_Stored data_
......

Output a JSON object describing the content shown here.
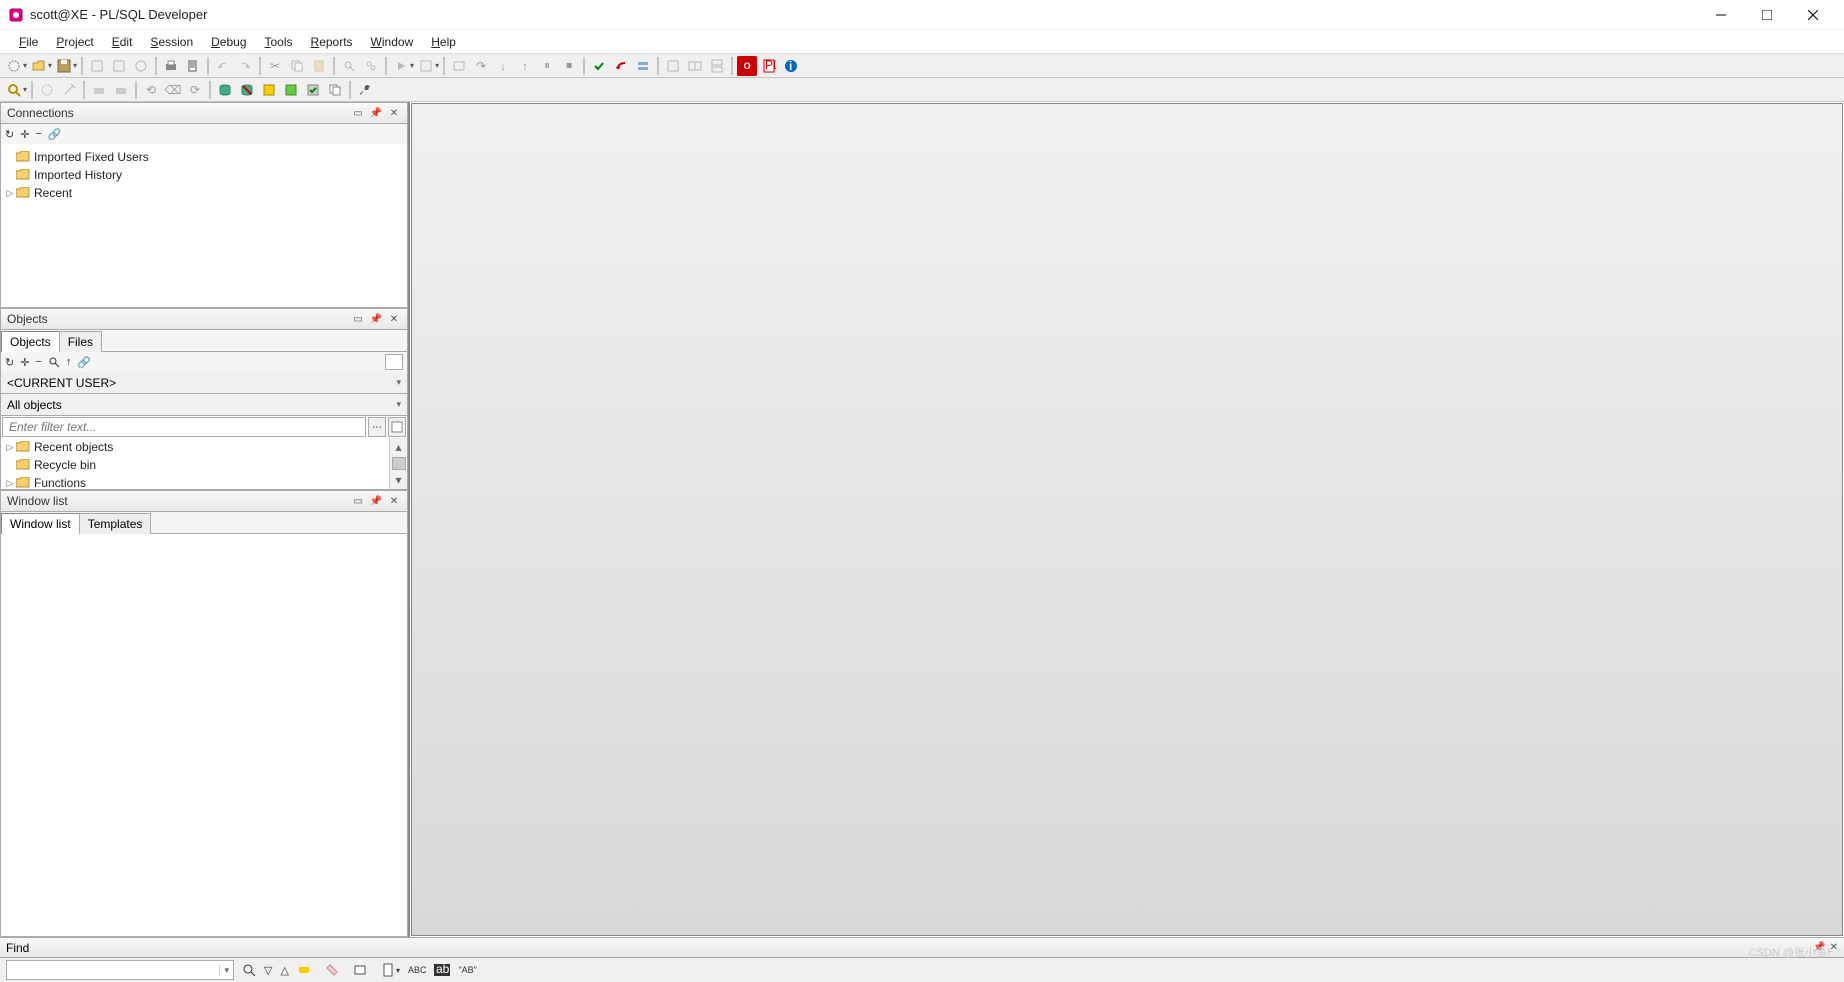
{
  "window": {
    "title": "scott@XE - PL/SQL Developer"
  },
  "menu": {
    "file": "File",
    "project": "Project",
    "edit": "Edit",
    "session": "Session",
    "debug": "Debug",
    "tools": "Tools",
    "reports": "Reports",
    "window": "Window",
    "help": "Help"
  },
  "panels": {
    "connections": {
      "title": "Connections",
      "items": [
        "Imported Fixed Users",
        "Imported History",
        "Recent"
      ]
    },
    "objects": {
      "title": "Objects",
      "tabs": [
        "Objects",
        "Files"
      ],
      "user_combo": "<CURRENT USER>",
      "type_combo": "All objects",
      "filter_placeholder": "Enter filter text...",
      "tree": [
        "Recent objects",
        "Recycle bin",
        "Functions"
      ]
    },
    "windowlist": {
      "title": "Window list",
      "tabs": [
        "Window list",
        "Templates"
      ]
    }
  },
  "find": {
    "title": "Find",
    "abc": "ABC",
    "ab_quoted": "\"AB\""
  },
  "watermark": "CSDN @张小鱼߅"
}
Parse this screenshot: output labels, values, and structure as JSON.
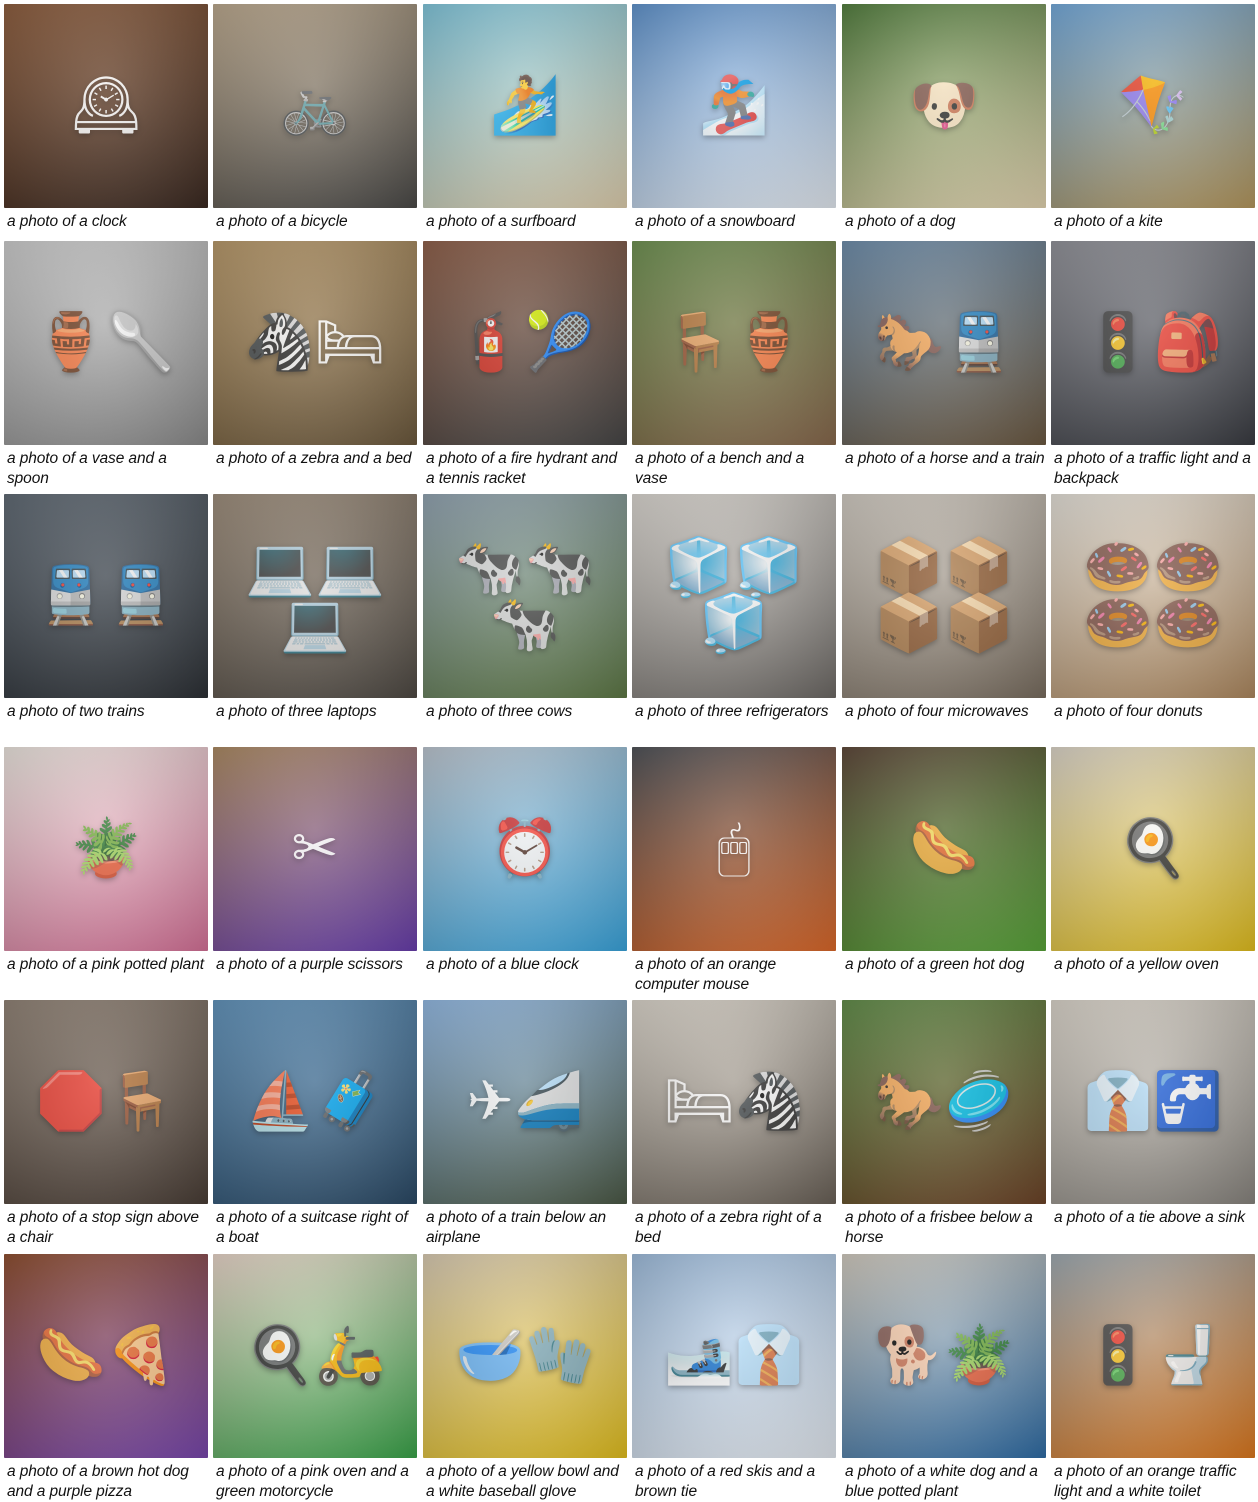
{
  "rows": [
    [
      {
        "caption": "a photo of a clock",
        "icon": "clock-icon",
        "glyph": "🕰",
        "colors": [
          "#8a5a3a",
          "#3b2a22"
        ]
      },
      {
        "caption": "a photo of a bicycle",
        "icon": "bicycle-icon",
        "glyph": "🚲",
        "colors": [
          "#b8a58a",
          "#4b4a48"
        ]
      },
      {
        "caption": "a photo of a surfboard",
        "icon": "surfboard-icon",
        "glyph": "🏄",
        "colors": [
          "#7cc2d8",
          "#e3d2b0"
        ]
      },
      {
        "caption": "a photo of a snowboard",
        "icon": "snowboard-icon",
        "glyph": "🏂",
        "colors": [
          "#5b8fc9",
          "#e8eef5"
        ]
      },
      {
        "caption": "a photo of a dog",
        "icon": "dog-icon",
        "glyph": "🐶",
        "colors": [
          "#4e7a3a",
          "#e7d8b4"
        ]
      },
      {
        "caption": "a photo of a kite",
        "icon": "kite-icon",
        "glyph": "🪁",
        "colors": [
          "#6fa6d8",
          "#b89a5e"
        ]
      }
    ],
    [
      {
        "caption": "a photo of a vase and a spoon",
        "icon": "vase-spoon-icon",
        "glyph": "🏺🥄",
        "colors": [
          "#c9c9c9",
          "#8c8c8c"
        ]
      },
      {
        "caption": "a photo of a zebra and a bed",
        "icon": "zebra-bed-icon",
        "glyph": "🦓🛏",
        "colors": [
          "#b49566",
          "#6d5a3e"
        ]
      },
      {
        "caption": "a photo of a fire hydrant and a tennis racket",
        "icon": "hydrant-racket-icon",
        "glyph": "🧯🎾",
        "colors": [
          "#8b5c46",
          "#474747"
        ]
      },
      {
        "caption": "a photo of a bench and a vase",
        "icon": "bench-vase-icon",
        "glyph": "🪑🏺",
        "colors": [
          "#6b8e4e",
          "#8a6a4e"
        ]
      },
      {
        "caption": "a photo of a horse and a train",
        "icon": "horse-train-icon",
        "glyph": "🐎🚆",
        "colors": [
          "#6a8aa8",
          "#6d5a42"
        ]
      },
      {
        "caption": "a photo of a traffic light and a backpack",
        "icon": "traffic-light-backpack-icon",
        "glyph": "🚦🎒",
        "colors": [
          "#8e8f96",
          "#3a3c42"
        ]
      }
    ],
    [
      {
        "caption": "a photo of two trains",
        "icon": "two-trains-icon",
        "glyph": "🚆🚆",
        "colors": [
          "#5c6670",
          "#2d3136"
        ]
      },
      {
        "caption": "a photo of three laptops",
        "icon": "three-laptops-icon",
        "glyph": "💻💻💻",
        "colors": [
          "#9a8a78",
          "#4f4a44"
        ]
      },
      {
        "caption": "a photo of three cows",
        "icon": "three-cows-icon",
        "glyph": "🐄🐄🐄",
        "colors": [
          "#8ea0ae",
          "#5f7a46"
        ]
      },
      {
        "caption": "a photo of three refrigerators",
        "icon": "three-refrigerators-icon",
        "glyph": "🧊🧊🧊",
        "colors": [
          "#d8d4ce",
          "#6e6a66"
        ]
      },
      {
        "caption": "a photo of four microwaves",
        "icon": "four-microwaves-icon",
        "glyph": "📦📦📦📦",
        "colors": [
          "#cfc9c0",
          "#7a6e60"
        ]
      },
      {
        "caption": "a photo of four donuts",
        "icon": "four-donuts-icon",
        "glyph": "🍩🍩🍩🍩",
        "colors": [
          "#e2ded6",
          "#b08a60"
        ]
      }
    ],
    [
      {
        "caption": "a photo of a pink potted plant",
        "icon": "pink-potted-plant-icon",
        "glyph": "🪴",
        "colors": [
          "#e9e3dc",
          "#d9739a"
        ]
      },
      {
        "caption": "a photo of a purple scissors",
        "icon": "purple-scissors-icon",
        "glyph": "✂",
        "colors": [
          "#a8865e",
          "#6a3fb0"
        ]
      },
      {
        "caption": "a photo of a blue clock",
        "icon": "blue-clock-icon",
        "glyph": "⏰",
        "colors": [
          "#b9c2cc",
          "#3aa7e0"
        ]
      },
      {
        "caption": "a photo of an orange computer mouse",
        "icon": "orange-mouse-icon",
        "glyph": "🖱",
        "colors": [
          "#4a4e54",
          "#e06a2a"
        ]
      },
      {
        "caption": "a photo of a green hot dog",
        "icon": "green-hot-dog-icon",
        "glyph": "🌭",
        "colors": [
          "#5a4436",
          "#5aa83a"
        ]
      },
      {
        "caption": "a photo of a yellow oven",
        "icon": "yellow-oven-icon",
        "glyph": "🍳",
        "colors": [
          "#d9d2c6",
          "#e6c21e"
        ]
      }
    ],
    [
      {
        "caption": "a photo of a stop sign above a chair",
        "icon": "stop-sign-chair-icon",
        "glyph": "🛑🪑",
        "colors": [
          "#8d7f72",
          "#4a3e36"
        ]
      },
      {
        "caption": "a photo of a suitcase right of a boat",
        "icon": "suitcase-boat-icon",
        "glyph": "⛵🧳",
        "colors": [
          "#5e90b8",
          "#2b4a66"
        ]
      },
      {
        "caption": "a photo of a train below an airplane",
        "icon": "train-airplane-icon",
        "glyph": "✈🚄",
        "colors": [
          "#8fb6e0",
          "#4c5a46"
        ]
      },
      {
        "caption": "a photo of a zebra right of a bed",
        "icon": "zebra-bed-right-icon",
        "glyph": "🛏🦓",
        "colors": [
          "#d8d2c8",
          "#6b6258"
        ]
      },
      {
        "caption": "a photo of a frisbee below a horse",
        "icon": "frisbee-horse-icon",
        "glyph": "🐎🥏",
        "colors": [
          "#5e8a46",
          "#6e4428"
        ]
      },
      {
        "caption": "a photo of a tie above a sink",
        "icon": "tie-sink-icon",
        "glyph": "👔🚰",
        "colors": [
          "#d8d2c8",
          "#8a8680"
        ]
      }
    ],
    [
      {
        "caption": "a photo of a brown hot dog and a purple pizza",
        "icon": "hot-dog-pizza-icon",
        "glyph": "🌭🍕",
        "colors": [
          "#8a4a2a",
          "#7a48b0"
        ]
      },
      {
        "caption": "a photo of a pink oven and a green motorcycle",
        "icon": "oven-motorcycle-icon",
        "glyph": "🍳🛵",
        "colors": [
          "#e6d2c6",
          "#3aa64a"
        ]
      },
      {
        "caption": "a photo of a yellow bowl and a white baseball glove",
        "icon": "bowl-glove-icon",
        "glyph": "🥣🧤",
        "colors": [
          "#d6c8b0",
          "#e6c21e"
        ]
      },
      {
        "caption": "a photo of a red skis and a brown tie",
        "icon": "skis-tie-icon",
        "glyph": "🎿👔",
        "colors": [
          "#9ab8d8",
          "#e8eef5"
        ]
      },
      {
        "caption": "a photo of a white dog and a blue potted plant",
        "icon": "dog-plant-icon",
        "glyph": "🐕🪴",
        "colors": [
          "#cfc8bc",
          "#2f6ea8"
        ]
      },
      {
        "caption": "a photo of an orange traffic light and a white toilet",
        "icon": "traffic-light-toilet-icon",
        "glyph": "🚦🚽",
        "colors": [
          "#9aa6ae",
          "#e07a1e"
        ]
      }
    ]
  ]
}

......

_Objective_
In the entries above, find lines with "mouse" and copy each.

_Task output_
        "caption": "a photo of an orange computer mouse",
        "icon": "orange-mouse-icon",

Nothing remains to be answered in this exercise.